Figure dataset records:
#####

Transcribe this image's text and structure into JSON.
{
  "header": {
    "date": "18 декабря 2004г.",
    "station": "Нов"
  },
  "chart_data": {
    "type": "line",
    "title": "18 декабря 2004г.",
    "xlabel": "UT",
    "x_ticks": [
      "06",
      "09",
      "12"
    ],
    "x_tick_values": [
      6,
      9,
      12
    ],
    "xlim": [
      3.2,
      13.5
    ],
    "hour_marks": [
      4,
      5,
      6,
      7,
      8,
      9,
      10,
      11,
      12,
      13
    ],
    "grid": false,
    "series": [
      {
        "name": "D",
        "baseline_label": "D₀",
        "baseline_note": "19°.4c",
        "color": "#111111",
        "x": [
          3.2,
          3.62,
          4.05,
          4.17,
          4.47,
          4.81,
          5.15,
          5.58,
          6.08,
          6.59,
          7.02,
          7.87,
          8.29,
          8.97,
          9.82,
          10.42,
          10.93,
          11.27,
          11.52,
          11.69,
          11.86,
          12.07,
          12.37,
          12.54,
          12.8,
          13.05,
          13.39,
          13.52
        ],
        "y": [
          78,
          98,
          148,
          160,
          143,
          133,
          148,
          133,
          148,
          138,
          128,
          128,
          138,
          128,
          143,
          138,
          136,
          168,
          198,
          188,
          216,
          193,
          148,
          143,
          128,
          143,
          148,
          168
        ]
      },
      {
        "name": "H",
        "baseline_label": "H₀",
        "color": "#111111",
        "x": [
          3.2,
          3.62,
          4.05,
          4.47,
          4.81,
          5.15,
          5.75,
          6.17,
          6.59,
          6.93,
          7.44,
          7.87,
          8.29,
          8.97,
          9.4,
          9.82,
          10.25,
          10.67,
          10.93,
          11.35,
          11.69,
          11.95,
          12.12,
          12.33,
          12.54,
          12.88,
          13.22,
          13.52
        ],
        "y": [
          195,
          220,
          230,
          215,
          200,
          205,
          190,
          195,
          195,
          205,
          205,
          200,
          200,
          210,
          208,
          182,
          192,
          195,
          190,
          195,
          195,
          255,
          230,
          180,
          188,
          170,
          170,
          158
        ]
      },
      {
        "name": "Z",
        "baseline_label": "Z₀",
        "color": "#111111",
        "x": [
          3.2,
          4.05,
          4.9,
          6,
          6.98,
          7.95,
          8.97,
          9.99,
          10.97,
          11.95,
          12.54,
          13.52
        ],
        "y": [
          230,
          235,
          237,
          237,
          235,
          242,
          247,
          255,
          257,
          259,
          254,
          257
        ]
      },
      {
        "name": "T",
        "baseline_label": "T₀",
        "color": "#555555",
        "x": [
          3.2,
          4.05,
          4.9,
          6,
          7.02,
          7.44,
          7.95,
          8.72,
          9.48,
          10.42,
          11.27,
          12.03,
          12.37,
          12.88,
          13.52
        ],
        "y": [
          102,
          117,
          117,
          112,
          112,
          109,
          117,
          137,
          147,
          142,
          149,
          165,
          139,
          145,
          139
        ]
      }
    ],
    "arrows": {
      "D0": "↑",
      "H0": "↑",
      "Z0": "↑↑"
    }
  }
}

#####

=== Stated exercise ===
All of the entries need to be reproduced exactly; please write them out.

=== Solution ===
Transcribe this image's text and structure into JSON.
{
  "header": {
    "date": "18 декабря 2004г.",
    "station": "Нов"
  },
  "chart_data": {
    "type": "line",
    "title": "18 декабря 2004г.",
    "xlabel": "UT",
    "x_ticks": [
      "06",
      "09",
      "12"
    ],
    "x_tick_values": [
      6,
      9,
      12
    ],
    "xlim": [
      3.2,
      13.5
    ],
    "hour_marks": [
      4,
      5,
      6,
      7,
      8,
      9,
      10,
      11,
      12,
      13
    ],
    "grid": false,
    "series": [
      {
        "name": "D",
        "baseline_label": "D₀",
        "baseline_note": "19°.4c",
        "color": "#111111",
        "x": [
          3.2,
          3.62,
          4.05,
          4.17,
          4.47,
          4.81,
          5.15,
          5.58,
          6.08,
          6.59,
          7.02,
          7.87,
          8.29,
          8.97,
          9.82,
          10.42,
          10.93,
          11.27,
          11.52,
          11.69,
          11.86,
          12.07,
          12.37,
          12.54,
          12.8,
          13.05,
          13.39,
          13.52
        ],
        "y": [
          78,
          98,
          148,
          160,
          143,
          133,
          148,
          133,
          148,
          138,
          128,
          128,
          138,
          128,
          143,
          138,
          136,
          168,
          198,
          188,
          216,
          193,
          148,
          143,
          128,
          143,
          148,
          168
        ]
      },
      {
        "name": "H",
        "baseline_label": "H₀",
        "color": "#111111",
        "x": [
          3.2,
          3.62,
          4.05,
          4.47,
          4.81,
          5.15,
          5.75,
          6.17,
          6.59,
          6.93,
          7.44,
          7.87,
          8.29,
          8.97,
          9.4,
          9.82,
          10.25,
          10.67,
          10.93,
          11.35,
          11.69,
          11.95,
          12.12,
          12.33,
          12.54,
          12.88,
          13.22,
          13.52
        ],
        "y": [
          195,
          220,
          230,
          215,
          200,
          205,
          190,
          195,
          195,
          205,
          205,
          200,
          200,
          210,
          208,
          182,
          192,
          195,
          190,
          195,
          195,
          255,
          230,
          180,
          188,
          170,
          170,
          158
        ]
      },
      {
        "name": "Z",
        "baseline_label": "Z₀",
        "color": "#111111",
        "x": [
          3.2,
          4.05,
          4.9,
          6,
          6.98,
          7.95,
          8.97,
          9.99,
          10.97,
          11.95,
          12.54,
          13.52
        ],
        "y": [
          230,
          235,
          237,
          237,
          235,
          242,
          247,
          255,
          257,
          259,
          254,
          257
        ]
      },
      {
        "name": "T",
        "baseline_label": "T₀",
        "color": "#555555",
        "x": [
          3.2,
          4.05,
          4.9,
          6,
          7.02,
          7.44,
          7.95,
          8.72,
          9.48,
          10.42,
          11.27,
          12.03,
          12.37,
          12.88,
          13.52
        ],
        "y": [
          102,
          117,
          117,
          112,
          112,
          109,
          117,
          137,
          147,
          142,
          149,
          165,
          139,
          145,
          139
        ]
      }
    ],
    "arrows": {
      "D0": "↑",
      "H0": "↑",
      "Z0": "↑↑"
    }
  }
}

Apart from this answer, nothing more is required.